— ENUNCIADO A —
Transcribe sin cambios, del texto sobre la calle Preciados, todo lo que va desde "Aún me llamaba" hasta "por esta calle.".

— FUENTE —
Aún me parece verla abierta al tráfico desde Santo Domingo hasta la Puerta del Sol. Hablamos de los años 60 del amado siglo XX. De hecho, uno de los primeros recuerdos que conservo de ella es el de un recorrido en el autobús del colegio. Más antiguo aún es el del Sanatorio de Muñecas, aún abierto al público, donde en los remotos días de mi niñez me arreglaron mi camión Payá. Avanzando en dirección a Sol, en la aneja Rompelanzas, cuando llegaba el hoy tan anhelado calor de Madrid y acompañaba a mi madre a hacer gestiones, que las llamaba ella, me invitaba a perritos calientes con horchata en Bravo's. Las hamburgueserías aún estaban por llegar y esas salchichas eran lo último en comida rápida, que siempre he preferido a la casera.
Aún me llamaba la atención que Preciados no cambiara de nombre tras el quiebro que hace en Callao, cuando decenas de jilgueros volaban libremente en el interior la Camisería Moderna. Estaba en el número 4, con anterioridad a la ocupación de casi toda la calle por parte de El Corte Inglés. Siempre que vuelvo a mi querida Lisboa voy ex profeso a la praça Rossio para ver la tienda que esta casa aún tiene abierta allí. Huelga dar cuenta de la avidez con la que busco los pájaros.
Aunque uno de mis orgullos sea no haber hecho jamás deporte, también recuerdo el escaparate de Deportes Todo con el mismo cariño que Galerías Preciados. Deben de ser las cartas que allí eché a los Reyes Magos, máxima expresión de mi primera ingenuidad, las que hacen que aún ahora siga sin blasfemar ni maldecir mi suerte, por mucho que se me tuerza cuanto se puede torcer, al pasar por esta calle.
Más allá del que llevaba a Oz, el camino de baldosas amarillas, que siempre conduce a un paraíso, es un recurso en la mitología anglosajona. Mi camino de baldosas amarillas discurre entre la Plaza de Santo Domingo y la Puerta del Sol.
Publicado el 22 de junio de 2013 a las 00:45.

— ENUNCIADO B —
Por favor, vuelca en una tabla Markdown todas las filas de los datos de entrada que van desde la que contiene "panel-border bbox=[111, 16, 636, 538]" hasta la que contiene "data-point bbox=[438, 35, 451, 48]", ambas incluidas. Usa las columnas Número y Contenido y omite las líneas en blanco.

[Elementos de un conjunto de datos]
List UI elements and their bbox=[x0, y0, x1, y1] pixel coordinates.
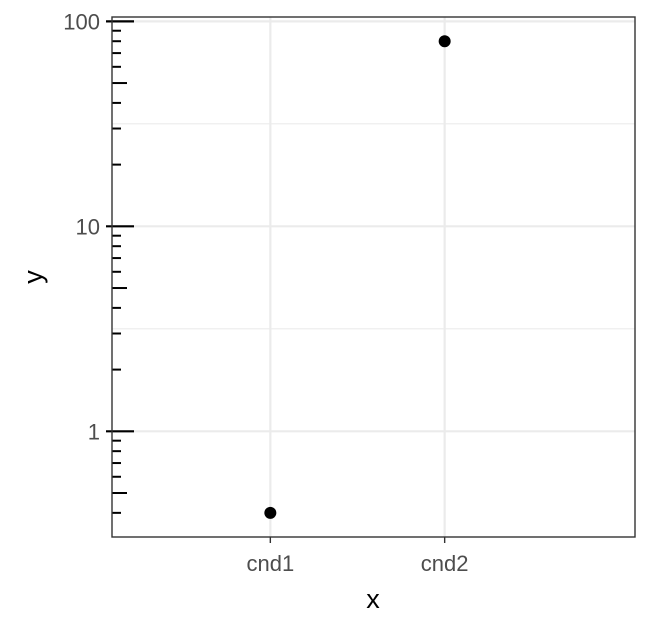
panel-border bbox=[111, 16, 636, 538]
y-tick-label: 1 bbox=[88, 419, 100, 444]
x-tick-label: cnd2 bbox=[421, 551, 469, 576]
y-tick-label: 10 bbox=[76, 214, 100, 239]
y-tick-label: 100 bbox=[63, 9, 100, 34]
data-point bbox=[438, 35, 451, 48]
x-axis-title: x bbox=[366, 584, 380, 614]
label-layer: 1 10 100 cnd1 cnd2 bbox=[63, 9, 468, 576]
data-point bbox=[264, 506, 277, 519]
grid-layer bbox=[112, 17, 635, 537]
x-tick-label: cnd1 bbox=[246, 551, 294, 576]
y-axis-title: y bbox=[18, 270, 48, 284]
points-layer bbox=[264, 35, 451, 519]
tick-layer bbox=[106, 20, 446, 543]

— RESPUESTA CORRECTA A —
Aún me llamaba la atención que Preciados no cambiara de nombre tras el quiebro que hace en Callao, cuando decenas de jilgueros volaban libremente en el interior la Camisería Moderna. Estaba en el número 4, con anterioridad a la ocupación de casi toda la calle por parte de El Corte Inglés. Siempre que vuelvo a mi querida Lisboa voy ex profeso a la praça Rossio para ver la tienda que esta casa aún tiene abierta allí. Huelga dar cuenta de la avidez con la que busco los pájaros.
Aunque uno de mis orgullos sea no haber hecho jamás deporte, también recuerdo el escaparate de Deportes Todo con el mismo cariño que Galerías Preciados. Deben de ser las cartas que allí eché a los Reyes Magos, máxima expresión de mi primera ingenuidad, las que hacen que aún ahora siga sin blasfemar ni maldecir mi suerte, por mucho que se me tuerza cuanto se puede torcer, al pasar por esta calle.

— RESPUESTA CORRECTA B —
| Número | Contenido |
|---|---|
| 1 | panel-border bbox=[111, 16, 636, 538] |
| 2 | y-tick-label: 1 bbox=[88, 419, 100, 444] |
| 3 | x-tick-label: cnd2 bbox=[421, 551, 469, 576] |
| 4 | y-tick-label: 10 bbox=[76, 214, 100, 239] |
| 5 | y-tick-label: 100 bbox=[63, 9, 100, 34] |
| 6 | data-point bbox=[438, 35, 451, 48] |